(Data entries)
▬▬▬▬▬▬▬▬▬▬
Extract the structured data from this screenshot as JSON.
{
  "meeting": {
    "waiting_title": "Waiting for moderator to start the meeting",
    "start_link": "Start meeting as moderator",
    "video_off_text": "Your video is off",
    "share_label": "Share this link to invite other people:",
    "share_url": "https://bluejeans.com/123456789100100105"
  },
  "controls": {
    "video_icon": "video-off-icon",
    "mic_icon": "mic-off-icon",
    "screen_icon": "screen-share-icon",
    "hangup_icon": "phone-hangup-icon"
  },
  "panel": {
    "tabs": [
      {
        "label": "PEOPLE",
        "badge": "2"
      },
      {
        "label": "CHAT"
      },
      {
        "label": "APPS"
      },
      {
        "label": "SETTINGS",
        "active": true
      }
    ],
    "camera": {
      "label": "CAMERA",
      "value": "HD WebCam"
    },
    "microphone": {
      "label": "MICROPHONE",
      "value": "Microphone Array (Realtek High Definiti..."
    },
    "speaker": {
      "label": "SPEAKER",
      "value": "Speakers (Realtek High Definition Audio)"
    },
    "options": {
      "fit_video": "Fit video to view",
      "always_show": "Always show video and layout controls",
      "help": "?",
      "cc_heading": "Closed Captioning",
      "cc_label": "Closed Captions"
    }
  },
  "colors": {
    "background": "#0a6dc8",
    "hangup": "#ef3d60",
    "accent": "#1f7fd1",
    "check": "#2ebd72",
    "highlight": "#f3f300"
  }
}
▬▬▬▬▬▬▬▬▬▬
TASK TO CARRY OUT:
Return only the number of lines in the data above that include the word "Closed".

WRITTEN ANSWER:
2